Start of Records for this exercise

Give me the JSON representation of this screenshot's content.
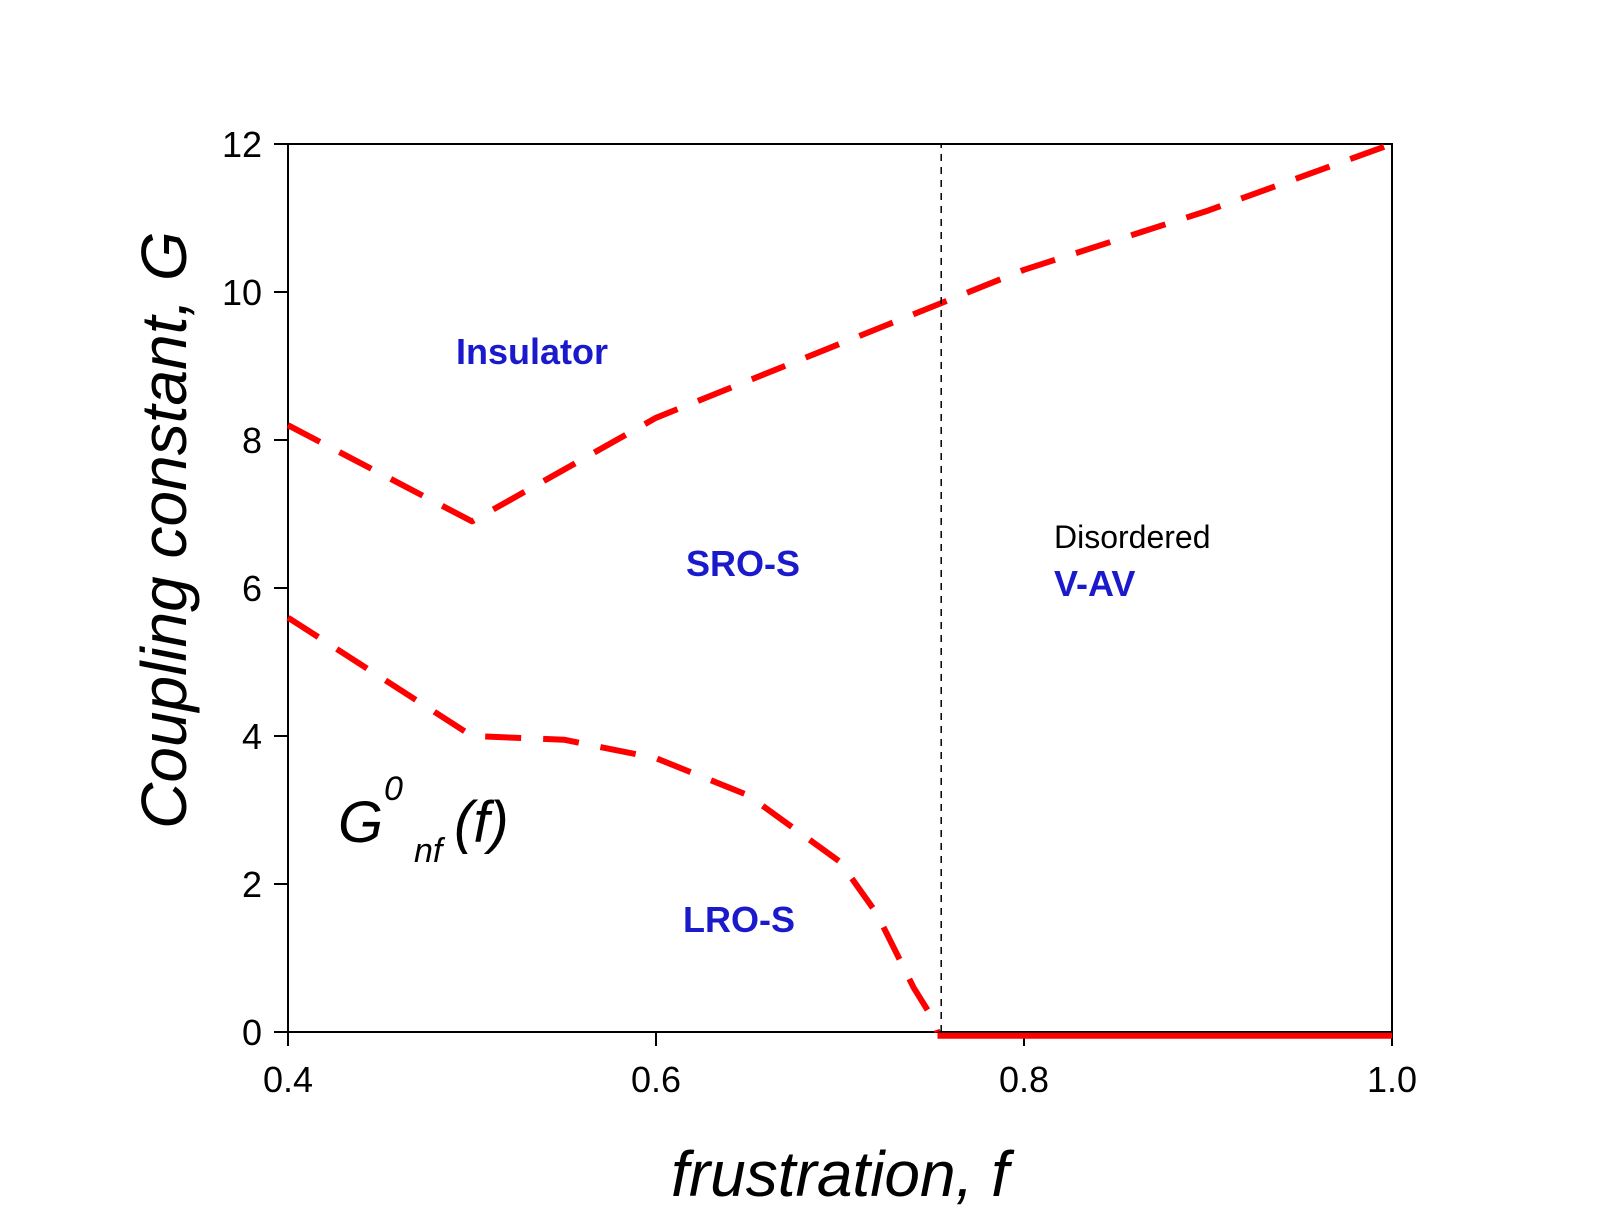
{
  "chart_data": {
    "type": "line",
    "title": "",
    "xlabel": "frustration, f",
    "ylabel": "Coupling constant, G",
    "xlim": [
      0.4,
      1.0
    ],
    "ylim": [
      0,
      12
    ],
    "xticks": [
      0.4,
      0.6,
      0.8,
      1.0
    ],
    "xtick_labels": [
      "0.4",
      "0.6",
      "0.8",
      "1.0"
    ],
    "yticks": [
      0,
      2,
      4,
      6,
      8,
      10,
      12
    ],
    "ytick_labels": [
      "0",
      "2",
      "4",
      "6",
      "8",
      "10",
      "12"
    ],
    "grid": false,
    "series": [
      {
        "name": "upper boundary",
        "style": "dashed",
        "color": "#ff0000",
        "x": [
          0.4,
          0.5,
          0.6,
          0.7,
          0.755,
          0.8,
          0.9,
          1.0
        ],
        "y": [
          8.2,
          6.9,
          8.3,
          9.3,
          9.85,
          10.3,
          11.1,
          12.0
        ]
      },
      {
        "name": "lower boundary",
        "style": "dashed",
        "color": "#ff0000",
        "x": [
          0.4,
          0.45,
          0.5,
          0.55,
          0.6,
          0.65,
          0.7,
          0.72,
          0.74,
          0.75,
          0.753
        ],
        "y": [
          5.6,
          4.8,
          4.0,
          3.95,
          3.7,
          3.2,
          2.3,
          1.6,
          0.6,
          0.2,
          0.0
        ]
      },
      {
        "name": "zero line",
        "style": "solid",
        "color": "#ff0000",
        "x": [
          0.753,
          1.0
        ],
        "y": [
          -0.05,
          -0.05
        ]
      },
      {
        "name": "critical frustration",
        "style": "dashed-thin",
        "color": "#000000",
        "x": [
          0.755,
          0.755
        ],
        "y": [
          0,
          12
        ]
      }
    ],
    "annotations": {
      "insulator": "Insulator",
      "sro": "SRO-S",
      "lro": "LRO-S",
      "disordered": "Disordered",
      "vav": "V-AV",
      "formula_main": "G",
      "formula_sup": "0",
      "formula_sub": "nf",
      "formula_arg": "(f)"
    },
    "colors": {
      "boundary": "#ff0000",
      "label": "#1a1acc",
      "axis": "#000000"
    }
  }
}
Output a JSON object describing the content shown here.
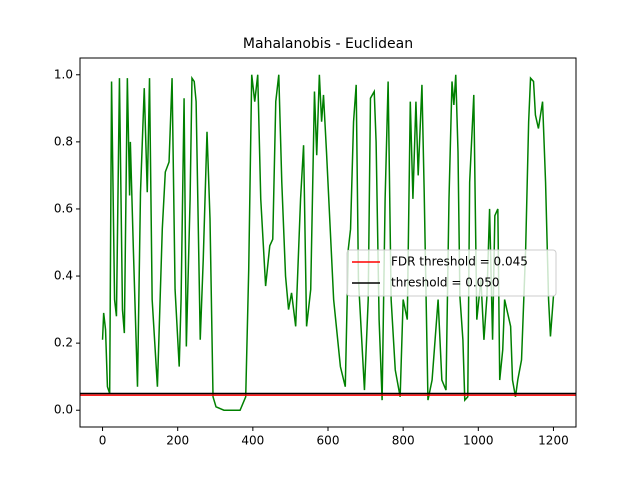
{
  "chart_data": {
    "type": "line",
    "title": "Mahalanobis - Euclidean",
    "x": [
      0,
      3,
      8,
      13,
      19,
      24,
      32,
      37,
      45,
      53,
      58,
      66,
      72,
      74,
      82,
      93,
      101,
      111,
      119,
      125,
      132,
      146,
      159,
      167,
      177,
      185,
      193,
      204,
      209,
      217,
      223,
      233,
      238,
      244,
      249,
      260,
      268,
      278,
      286,
      294,
      302,
      323,
      350,
      366,
      381,
      389,
      397,
      405,
      413,
      421,
      434,
      445,
      453,
      461,
      469,
      477,
      487,
      495,
      503,
      514,
      527,
      535,
      543,
      554,
      564,
      570,
      577,
      583,
      588,
      596,
      615,
      633,
      646,
      654,
      660,
      668,
      675,
      681,
      697,
      707,
      713,
      723,
      728,
      736,
      744,
      752,
      760,
      768,
      779,
      792,
      800,
      811,
      819,
      826,
      834,
      840,
      850,
      856,
      866,
      877,
      885,
      893,
      903,
      914,
      922,
      930,
      935,
      940,
      946,
      951,
      959,
      964,
      972,
      977,
      988,
      996,
      1007,
      1015,
      1023,
      1030,
      1038,
      1044,
      1052,
      1057,
      1065,
      1070,
      1086,
      1091,
      1099,
      1105,
      1115,
      1126,
      1134,
      1139,
      1147,
      1152,
      1160,
      1171,
      1179,
      1187,
      1192,
      1200
    ],
    "series": [
      {
        "color": "#008000",
        "values": [
          0.21,
          0.29,
          0.24,
          0.07,
          0.05,
          0.98,
          0.33,
          0.28,
          0.99,
          0.3,
          0.23,
          0.99,
          0.64,
          0.8,
          0.48,
          0.07,
          0.65,
          0.96,
          0.65,
          0.99,
          0.33,
          0.07,
          0.54,
          0.71,
          0.74,
          0.99,
          0.36,
          0.13,
          0.33,
          0.93,
          0.19,
          0.63,
          0.99,
          0.98,
          0.92,
          0.21,
          0.45,
          0.83,
          0.57,
          0.04,
          0.01,
          0.0,
          0.0,
          0.0,
          0.04,
          0.42,
          1.0,
          0.92,
          1.0,
          0.63,
          0.37,
          0.49,
          0.51,
          0.92,
          1.0,
          0.68,
          0.4,
          0.3,
          0.35,
          0.25,
          0.63,
          0.79,
          0.25,
          0.36,
          0.95,
          0.76,
          1.0,
          0.86,
          0.94,
          0.77,
          0.33,
          0.13,
          0.07,
          0.48,
          0.54,
          0.86,
          0.97,
          0.39,
          0.06,
          0.33,
          0.93,
          0.95,
          0.8,
          0.27,
          0.03,
          0.63,
          0.98,
          0.33,
          0.12,
          0.04,
          0.33,
          0.27,
          0.92,
          0.63,
          0.92,
          0.7,
          0.97,
          0.65,
          0.03,
          0.09,
          0.21,
          0.33,
          0.09,
          0.06,
          0.63,
          0.98,
          0.91,
          1.0,
          0.77,
          0.34,
          0.21,
          0.03,
          0.04,
          0.68,
          0.94,
          0.27,
          0.39,
          0.21,
          0.34,
          0.6,
          0.21,
          0.58,
          0.6,
          0.09,
          0.18,
          0.33,
          0.25,
          0.09,
          0.04,
          0.09,
          0.15,
          0.48,
          0.86,
          0.99,
          0.98,
          0.88,
          0.84,
          0.92,
          0.68,
          0.33,
          0.22,
          0.34
        ]
      }
    ],
    "hlines": [
      {
        "name": "FDR threshold = 0.045",
        "value": 0.045,
        "color": "#ff0000"
      },
      {
        "name": "threshold = 0.050",
        "value": 0.05,
        "color": "#000000"
      }
    ],
    "xlim": [
      -60,
      1260
    ],
    "xticks": [
      0,
      200,
      400,
      600,
      800,
      1000,
      1200
    ],
    "ylim": [
      -0.05,
      1.05
    ],
    "yticks": [
      {
        "value": 0,
        "label": "0.0"
      },
      {
        "value": 0.2,
        "label": "0.2"
      },
      {
        "value": 0.4,
        "label": "0.4"
      },
      {
        "value": 0.6,
        "label": "0.6"
      },
      {
        "value": 0.8,
        "label": "0.8"
      },
      {
        "value": 1.0,
        "label": "1.0"
      }
    ]
  }
}
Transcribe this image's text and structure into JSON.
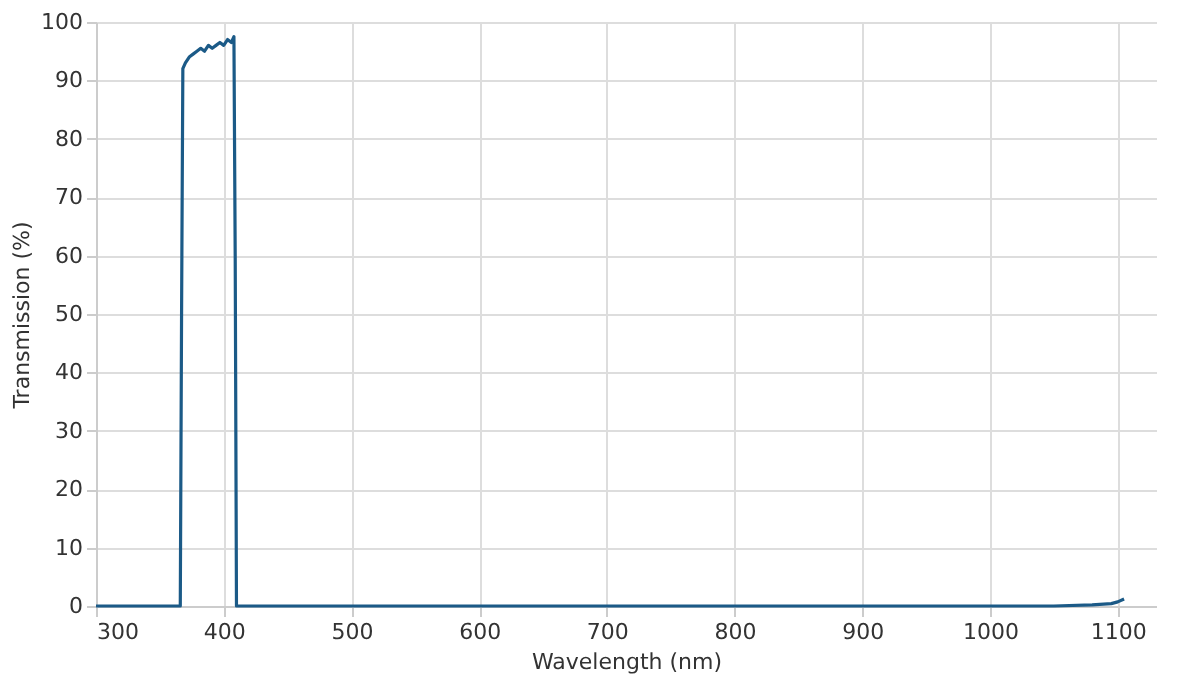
{
  "chart_data": {
    "type": "line",
    "xlabel": "Wavelength (nm)",
    "ylabel": "Transmission (%)",
    "x": [
      300,
      366,
      367,
      368,
      370,
      373,
      376,
      379,
      382,
      385,
      388,
      391,
      394,
      397,
      400,
      403,
      406,
      408,
      409,
      410,
      1050,
      1080,
      1095,
      1100,
      1105
    ],
    "series": [
      {
        "color": "#1b5a87",
        "values": [
          0,
          0,
          50,
          92,
          93,
          94,
          94.5,
          95,
          95.5,
          95,
          96,
          95.5,
          96,
          96.5,
          96,
          97,
          96.5,
          97.5,
          60,
          0,
          0,
          0.2,
          0.4,
          0.7,
          1.2
        ]
      }
    ],
    "xlim": [
      300,
      1130
    ],
    "xticks": [
      300,
      400,
      500,
      600,
      700,
      800,
      900,
      1000,
      1100
    ],
    "ylim": [
      0,
      100
    ],
    "yticks": [
      0,
      10,
      20,
      30,
      40,
      50,
      60,
      70,
      80,
      90,
      100
    ],
    "grid": true,
    "legend": false,
    "marker": "none",
    "line_style": "solid"
  }
}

End of Records for this exercise

Using the records above, copy every line that has the word "JSON" in it.

Give me the JSON representation of this screenshot's content.
Output a JSON object describing the content shown here.
Transcribe this image's text and structure into JSON.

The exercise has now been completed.